Copy out the lines from the one holding "thumbnail-2[interactable] bbox=[133, 491, 187, 545]" through the one holding "divider bbox=[481, 188, 1033, 189]", inclusive, swapping "Buy Now" for "Order Now" and keeping everything else unchanged.

» **Data supplied**
━━━━━━━━━━━━━━━━━━━━

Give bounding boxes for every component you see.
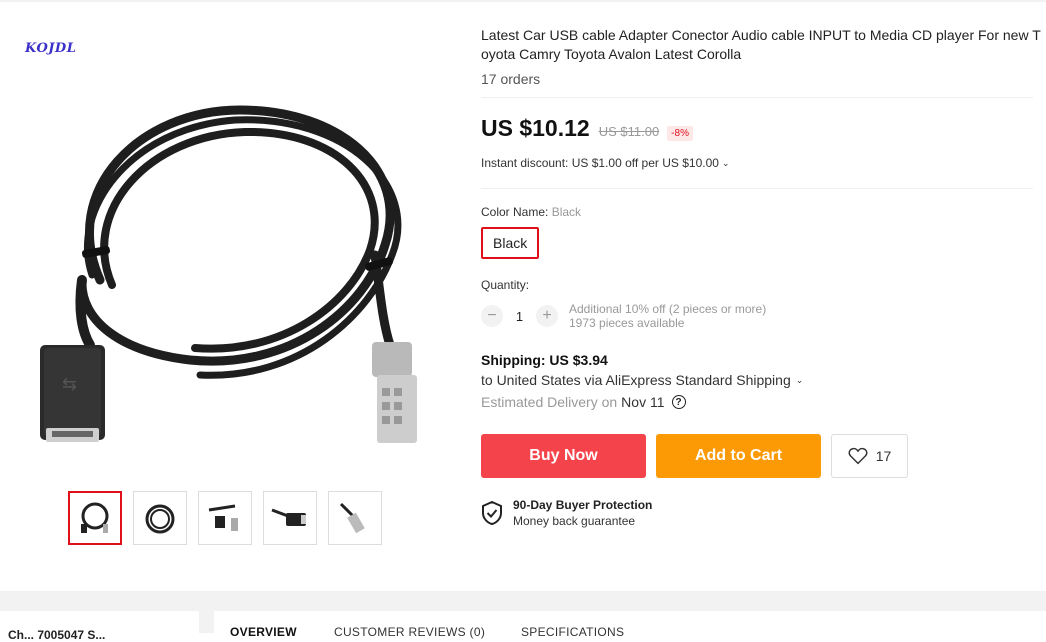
thumbnail-2[interactable] bbox=[133, 491, 187, 545]
brand-logo: KOJDL bbox=[25, 41, 77, 56]
tab-overview[interactable]: OVERVIEW bbox=[230, 625, 297, 639]
color-value: Black bbox=[551, 205, 582, 219]
product-gallery: KOJDL ⇆ bbox=[0, 20, 470, 580]
original-price: US $11.00 bbox=[598, 124, 660, 139]
quantity-input[interactable]: 1 bbox=[503, 309, 536, 324]
thumbnail-3[interactable] bbox=[198, 491, 252, 545]
order-count: 17 orders bbox=[481, 71, 541, 87]
protection-subtitle: Money back guarantee bbox=[513, 514, 636, 528]
tab-customer-reviews[interactable]: CUSTOMER REVIEWS (0) bbox=[334, 625, 485, 639]
buy-now-button[interactable]: Buy Now bbox=[481, 434, 646, 478]
shipping-method[interactable]: to United States via AliExpress Standard… bbox=[481, 372, 1037, 388]
shipping-method-text: to United States via AliExpress Standard… bbox=[481, 372, 791, 388]
quantity-stepper: − 1 + Additional 10% off (2 pieces or mo… bbox=[481, 302, 1037, 330]
action-buttons: Buy Now Add to Cart 17 bbox=[481, 434, 1037, 478]
thumbnail-5[interactable] bbox=[328, 491, 382, 545]
divider bbox=[481, 188, 1033, 189]
delivery-label: Estimated Delivery on bbox=[481, 394, 618, 410]
color-label-text: Color Name: bbox=[481, 205, 549, 219]
increase-quantity-button[interactable]: + bbox=[536, 305, 558, 327]
price-row: US $10.12 US $11.00 -8% bbox=[481, 115, 1037, 142]
thumbnail-strip bbox=[68, 491, 382, 545]
thumbnail-4[interactable] bbox=[263, 491, 317, 545]
shipping-cost: Shipping: US $3.94 bbox=[481, 352, 608, 368]
top-border bbox=[0, 0, 1046, 2]
store-info-panel: Ch... 7005047 S... bbox=[0, 611, 199, 642]
chevron-down-icon: ⌄ bbox=[795, 374, 804, 385]
discount-badge: -8% bbox=[667, 126, 693, 141]
detail-tabs: OVERVIEW CUSTOMER REVIEWS (0) SPECIFICAT… bbox=[214, 611, 1046, 641]
add-to-cart-button[interactable]: Add to Cart bbox=[656, 434, 821, 478]
protection-title: 90-Day Buyer Protection bbox=[513, 498, 653, 512]
delivery-date: Nov 11 bbox=[621, 394, 665, 410]
instant-discount-text: Instant discount: US $1.00 off per US $1… bbox=[481, 156, 719, 170]
instant-discount[interactable]: Instant discount: US $1.00 off per US $1… bbox=[481, 156, 1037, 170]
product-info: Latest Car USB cable Adapter Conector Au… bbox=[481, 26, 1041, 528]
estimated-delivery: Estimated Delivery on Nov 11 ? bbox=[481, 394, 1037, 410]
question-icon[interactable]: ? bbox=[671, 395, 686, 409]
chevron-down-icon: ⌄ bbox=[721, 157, 730, 168]
color-label: Color Name: Black bbox=[481, 205, 1037, 219]
svg-text:⇆: ⇆ bbox=[62, 374, 77, 395]
tab-specifications[interactable]: SPECIFICATIONS bbox=[521, 625, 624, 639]
bulk-discount-note: Additional 10% off (2 pieces or more) bbox=[569, 302, 767, 316]
product-main-image[interactable]: ⇆ bbox=[20, 70, 460, 470]
decrease-quantity-button[interactable]: − bbox=[481, 305, 503, 327]
wishlist-count: 17 bbox=[875, 448, 892, 464]
wishlist-button[interactable]: 17 bbox=[831, 434, 908, 478]
shield-check-icon bbox=[482, 501, 502, 525]
color-option-black[interactable]: Black bbox=[481, 227, 540, 259]
product-title: Latest Car USB cable Adapter Conector Au… bbox=[481, 27, 1041, 62]
divider bbox=[481, 97, 1033, 98]
stock-available: 1973 pieces available bbox=[569, 316, 685, 330]
current-price: US $10.12 bbox=[481, 115, 590, 141]
thumbnail-1[interactable] bbox=[68, 491, 122, 545]
quantity-notes: Additional 10% off (2 pieces or more) 19… bbox=[569, 302, 766, 330]
store-name[interactable]: Ch... 7005047 S... bbox=[8, 628, 105, 642]
quantity-label: Quantity: bbox=[481, 278, 530, 292]
heart-icon bbox=[848, 447, 868, 465]
buyer-protection: 90-Day Buyer Protection Money back guara… bbox=[481, 498, 1037, 528]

━━━━━━━━━━━━━━━━━━━━

» **Solution for this exercise**
thumbnail-2[interactable] bbox=[133, 491, 187, 545]
brand-logo: KOJDL bbox=[25, 41, 77, 56]
tab-overview[interactable]: OVERVIEW bbox=[230, 625, 297, 639]
color-value: Black bbox=[551, 205, 582, 219]
product-gallery: KOJDL ⇆ bbox=[0, 20, 470, 580]
original-price: US $11.00 bbox=[598, 124, 660, 139]
quantity-input[interactable]: 1 bbox=[503, 309, 536, 324]
thumbnail-3[interactable] bbox=[198, 491, 252, 545]
order-count: 17 orders bbox=[481, 71, 541, 87]
protection-subtitle: Money back guarantee bbox=[513, 514, 636, 528]
tab-customer-reviews[interactable]: CUSTOMER REVIEWS (0) bbox=[334, 625, 485, 639]
buy-now-button[interactable]: Order Now bbox=[481, 434, 646, 478]
shipping-method[interactable]: to United States via AliExpress Standard… bbox=[481, 372, 1037, 388]
shipping-method-text: to United States via AliExpress Standard… bbox=[481, 372, 791, 388]
quantity-stepper: − 1 + Additional 10% off (2 pieces or mo… bbox=[481, 302, 1037, 330]
action-buttons: Order Now Add to Cart 17 bbox=[481, 434, 1037, 478]
thumbnail-5[interactable] bbox=[328, 491, 382, 545]
divider bbox=[481, 188, 1033, 189]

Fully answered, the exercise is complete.